■ Provided information ■
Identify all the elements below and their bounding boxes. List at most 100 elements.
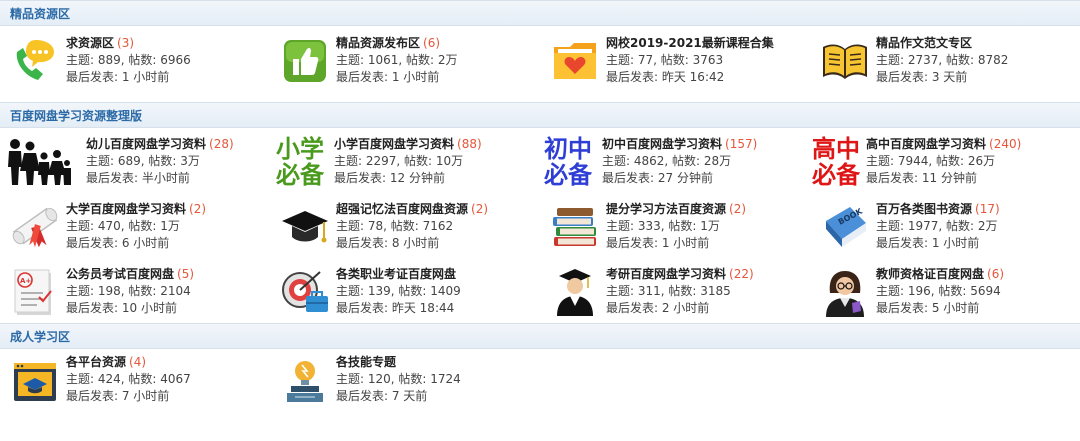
primary-school-icon[interactable]: 小学 必备 xyxy=(270,134,330,190)
forum-new-count: (5) xyxy=(177,267,195,281)
forum-stats: 主题: 196, 帖数: 5694 xyxy=(876,284,1001,298)
diploma-icon[interactable] xyxy=(10,202,60,252)
forum-stats: 主题: 2737, 帖数: 8782 xyxy=(876,53,1009,67)
graduate-icon[interactable] xyxy=(550,267,600,317)
forum-item[interactable]: 高中 必备 高中百度网盘学习资料 (240) 主题: 7944, 帖数: 26万 … xyxy=(810,128,1080,193)
target-briefcase-icon[interactable] xyxy=(280,267,330,317)
forum-new-count: (6) xyxy=(423,36,441,50)
forum-stats: 主题: 2297, 帖数: 10万 xyxy=(334,154,464,168)
forum-new-count: (157) xyxy=(725,137,758,151)
forum-new-count: (17) xyxy=(975,202,1000,216)
forum-last-post[interactable]: 最后发表: 半小时前 xyxy=(86,170,234,187)
forum-item[interactable]: 幼儿百度网盘学习资料 (28) 主题: 689, 帖数: 3万 最后发表: 半小时… xyxy=(0,128,270,193)
forum-title[interactable]: 教师资格证百度网盘 xyxy=(876,267,984,281)
forum-stats: 主题: 311, 帖数: 3185 xyxy=(606,284,731,298)
high-school-icon[interactable]: 高中 必备 xyxy=(806,134,866,190)
forum-item[interactable]: 初中 必备 初中百度网盘学习资料 (157) 主题: 4862, 帖数: 28万 … xyxy=(540,128,810,193)
forum-last-post[interactable]: 最后发表: 8 小时前 xyxy=(336,235,488,252)
forum-item[interactable]: 各类职业考证百度网盘 主题: 139, 帖数: 1409 最后发表: 昨天 18… xyxy=(270,258,540,323)
forum-item[interactable]: 各技能专题 主题: 120, 帖数: 1724 最后发表: 7 天前 xyxy=(270,349,540,416)
forum-title[interactable]: 精品作文范文专区 xyxy=(876,36,972,50)
idea-lightbulb-icon[interactable] xyxy=(280,357,330,407)
graduation-cap-icon[interactable] xyxy=(280,202,330,252)
forum-item[interactable]: 精品资源发布区 (6) 主题: 1061, 帖数: 2万 最后发表: 1 小时前 xyxy=(270,26,540,102)
forum-item[interactable]: A+ 公务员考试百度网盘 (5) 主题: 198, 帖数: 2104 最后发表: … xyxy=(0,258,270,323)
forum-title[interactable]: 求资源区 xyxy=(66,36,114,50)
forum-title[interactable]: 大学百度网盘学习资料 xyxy=(66,202,186,216)
middle-school-icon[interactable]: 初中 必备 xyxy=(538,134,598,190)
forum-last-post[interactable]: 最后发表: 10 小时前 xyxy=(66,300,194,317)
forum-last-post[interactable]: 最后发表: 1 小时前 xyxy=(876,235,1000,252)
forum-item[interactable]: 小学 必备 小学百度网盘学习资料 (88) 主题: 2297, 帖数: 10万 最… xyxy=(270,128,540,193)
forum-item[interactable]: 网校2019-2021最新课程合集 主题: 77, 帖数: 3763 最后发表:… xyxy=(540,26,810,102)
forum-last-post[interactable]: 最后发表: 1 小时前 xyxy=(66,69,191,86)
exam-paper-icon[interactable]: A+ xyxy=(10,267,60,317)
folder-heart-icon[interactable] xyxy=(550,36,600,86)
blue-book-icon[interactable]: BOOK xyxy=(820,202,870,252)
forum-title[interactable]: 高中百度网盘学习资料 xyxy=(866,137,986,151)
online-course-icon[interactable] xyxy=(10,357,60,407)
forum-stats: 主题: 139, 帖数: 1409 xyxy=(336,284,461,298)
forum-item[interactable]: 各平台资源 (4) 主题: 424, 帖数: 4067 最后发表: 7 小时前 xyxy=(0,349,270,416)
forum-stats: 主题: 470, 帖数: 1万 xyxy=(66,219,180,233)
forum-last-post[interactable]: 最后发表: 7 天前 xyxy=(336,388,461,405)
forum-last-post[interactable]: 最后发表: 7 小时前 xyxy=(66,388,191,405)
forum-last-post[interactable]: 最后发表: 5 小时前 xyxy=(876,300,1004,317)
icon-text-line: 高中 xyxy=(812,135,860,163)
forum-new-count: (22) xyxy=(729,267,754,281)
forum-item[interactable]: 精品作文范文专区 主题: 2737, 帖数: 8782 最后发表: 3 天前 xyxy=(810,26,1080,102)
forum-grid-adult: 各平台资源 (4) 主题: 424, 帖数: 4067 最后发表: 7 小时前 各… xyxy=(0,349,1080,416)
section-header-adult[interactable]: 成人学习区 xyxy=(0,323,1080,349)
forum-item[interactable]: 提分学习方法百度资源 (2) 主题: 333, 帖数: 1万 最后发表: 1 小时… xyxy=(540,193,810,258)
teacher-icon[interactable] xyxy=(820,267,870,317)
forum-item[interactable]: 大学百度网盘学习资料 (2) 主题: 470, 帖数: 1万 最后发表: 6 小时… xyxy=(0,193,270,258)
forum-title[interactable]: 精品资源发布区 xyxy=(336,36,420,50)
forum-new-count: (2) xyxy=(729,202,747,216)
forum-last-post[interactable]: 最后发表: 昨天 18:44 xyxy=(336,300,461,317)
forum-last-post[interactable]: 最后发表: 1 小时前 xyxy=(606,235,746,252)
forum-new-count: (2) xyxy=(189,202,207,216)
forum-item[interactable]: 超强记忆法百度网盘资源 (2) 主题: 78, 帖数: 7162 最后发表: 8 … xyxy=(270,193,540,258)
icon-text-line: 必备 xyxy=(812,161,860,189)
forum-grid-baidu-pan: 幼儿百度网盘学习资料 (28) 主题: 689, 帖数: 3万 最后发表: 半小时… xyxy=(0,128,1080,323)
forum-title[interactable]: 公务员考试百度网盘 xyxy=(66,267,174,281)
phone-chat-icon[interactable] xyxy=(10,36,60,86)
forum-last-post[interactable]: 最后发表: 11 分钟前 xyxy=(866,170,1021,187)
forum-title[interactable]: 百万各类图书资源 xyxy=(876,202,972,216)
forum-stats: 主题: 7944, 帖数: 26万 xyxy=(866,154,996,168)
forum-last-post[interactable]: 最后发表: 6 小时前 xyxy=(66,235,206,252)
forum-item[interactable]: BOOK 百万各类图书资源 (17) 主题: 1977, 帖数: 2万 最后发表:… xyxy=(810,193,1080,258)
forum-title[interactable]: 初中百度网盘学习资料 xyxy=(602,137,722,151)
forum-item[interactable]: 求资源区 (3) 主题: 889, 帖数: 6966 最后发表: 1 小时前 xyxy=(0,26,270,102)
forum-title[interactable]: 各类职业考证百度网盘 xyxy=(336,267,456,281)
forum-title[interactable]: 提分学习方法百度资源 xyxy=(606,202,726,216)
forum-title[interactable]: 考研百度网盘学习资料 xyxy=(606,267,726,281)
icon-text-line: 必备 xyxy=(276,161,324,189)
forum-title[interactable]: 各平台资源 xyxy=(66,355,126,369)
forum-last-post[interactable]: 最后发表: 12 分钟前 xyxy=(334,170,482,187)
forum-item[interactable]: 教师资格证百度网盘 (6) 主题: 196, 帖数: 5694 最后发表: 5 小… xyxy=(810,258,1080,323)
open-book-icon[interactable] xyxy=(820,36,870,86)
thumbs-up-icon[interactable] xyxy=(280,36,330,86)
book-stack-icon[interactable] xyxy=(550,202,600,252)
family-icon[interactable] xyxy=(6,137,72,187)
forum-title[interactable]: 各技能专题 xyxy=(336,355,396,369)
forum-stats: 主题: 198, 帖数: 2104 xyxy=(66,284,191,298)
forum-title[interactable]: 网校2019-2021最新课程合集 xyxy=(606,36,774,50)
forum-title[interactable]: 小学百度网盘学习资料 xyxy=(334,137,454,151)
forum-new-count: (6) xyxy=(987,267,1005,281)
forum-new-count: (28) xyxy=(209,137,234,151)
forum-title[interactable]: 幼儿百度网盘学习资料 xyxy=(86,137,206,151)
forum-last-post[interactable]: 最后发表: 1 小时前 xyxy=(336,69,458,86)
forum-title[interactable]: 超强记忆法百度网盘资源 xyxy=(336,202,468,216)
forum-stats: 主题: 4862, 帖数: 28万 xyxy=(602,154,732,168)
section-header-baidu-pan[interactable]: 百度网盘学习资源整理版 xyxy=(0,102,1080,128)
forum-last-post[interactable]: 最后发表: 昨天 16:42 xyxy=(606,69,777,86)
forum-last-post[interactable]: 最后发表: 27 分钟前 xyxy=(602,170,757,187)
forum-last-post[interactable]: 最后发表: 3 天前 xyxy=(876,69,1008,86)
section-header-premium[interactable]: 精品资源区 xyxy=(0,0,1080,26)
forum-item[interactable]: 考研百度网盘学习资料 (22) 主题: 311, 帖数: 3185 最后发表: 2… xyxy=(540,258,810,323)
forum-stats: 主题: 1977, 帖数: 2万 xyxy=(876,219,998,233)
grade-label: A+ xyxy=(20,277,31,285)
forum-last-post[interactable]: 最后发表: 2 小时前 xyxy=(606,300,754,317)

■ Objective ■
Reproduce the lines of the entries above unchanged, from the line containing "primary-school-icon[interactable]: 小学 必备" through the line containing "forum-item[interactable]: 网校2019-2021最新课程合集 主题: 77, 帖数: 3763".

■ Task answer ■
primary-school-icon[interactable]: 小学 必备 xyxy=(270,134,330,190)
forum-new-count: (5) xyxy=(177,267,195,281)
forum-stats: 主题: 196, 帖数: 5694 xyxy=(876,284,1001,298)
diploma-icon[interactable] xyxy=(10,202,60,252)
forum-stats: 主题: 2737, 帖数: 8782 xyxy=(876,53,1009,67)
graduate-icon[interactable] xyxy=(550,267,600,317)
forum-item[interactable]: 高中 必备 高中百度网盘学习资料 (240) 主题: 7944, 帖数: 26万 … xyxy=(810,128,1080,193)
target-briefcase-icon[interactable] xyxy=(280,267,330,317)
forum-new-count: (6) xyxy=(423,36,441,50)
forum-stats: 主题: 2297, 帖数: 10万 xyxy=(334,154,464,168)
forum-new-count: (157) xyxy=(725,137,758,151)
forum-new-count: (17) xyxy=(975,202,1000,216)
forum-last-post[interactable]: 最后发表: 半小时前 xyxy=(86,170,234,187)
forum-item[interactable]: 幼儿百度网盘学习资料 (28) 主题: 689, 帖数: 3万 最后发表: 半小时… xyxy=(0,128,270,193)
forum-title[interactable]: 教师资格证百度网盘 xyxy=(876,267,984,281)
forum-stats: 主题: 311, 帖数: 3185 xyxy=(606,284,731,298)
high-school-icon[interactable]: 高中 必备 xyxy=(806,134,866,190)
forum-item[interactable]: 初中 必备 初中百度网盘学习资料 (157) 主题: 4862, 帖数: 28万 … xyxy=(540,128,810,193)
forum-last-post[interactable]: 最后发表: 8 小时前 xyxy=(336,235,488,252)
forum-item[interactable]: 各类职业考证百度网盘 主题: 139, 帖数: 1409 最后发表: 昨天 18… xyxy=(270,258,540,323)
forum-item[interactable]: 各技能专题 主题: 120, 帖数: 1724 最后发表: 7 天前 xyxy=(270,349,540,416)
forum-title[interactable]: 精品作文范文专区 xyxy=(876,36,972,50)
idea-lightbulb-icon[interactable] xyxy=(280,357,330,407)
graduation-cap-icon[interactable] xyxy=(280,202,330,252)
forum-item[interactable]: 精品资源发布区 (6) 主题: 1061, 帖数: 2万 最后发表: 1 小时前 xyxy=(270,26,540,102)
forum-item[interactable]: A+ 公务员考试百度网盘 (5) 主题: 198, 帖数: 2104 最后发表: … xyxy=(0,258,270,323)
forum-title[interactable]: 求资源区 xyxy=(66,36,114,50)
forum-title[interactable]: 大学百度网盘学习资料 xyxy=(66,202,186,216)
middle-school-icon[interactable]: 初中 必备 xyxy=(538,134,598,190)
forum-last-post[interactable]: 最后发表: 10 小时前 xyxy=(66,300,194,317)
forum-last-post[interactable]: 最后发表: 1 小时前 xyxy=(876,235,1000,252)
forum-item[interactable]: 小学 必备 小学百度网盘学习资料 (88) 主题: 2297, 帖数: 10万 最… xyxy=(270,128,540,193)
forum-item[interactable]: 网校2019-2021最新课程合集 主题: 77, 帖数: 3763 最后发表:… xyxy=(540,26,810,102)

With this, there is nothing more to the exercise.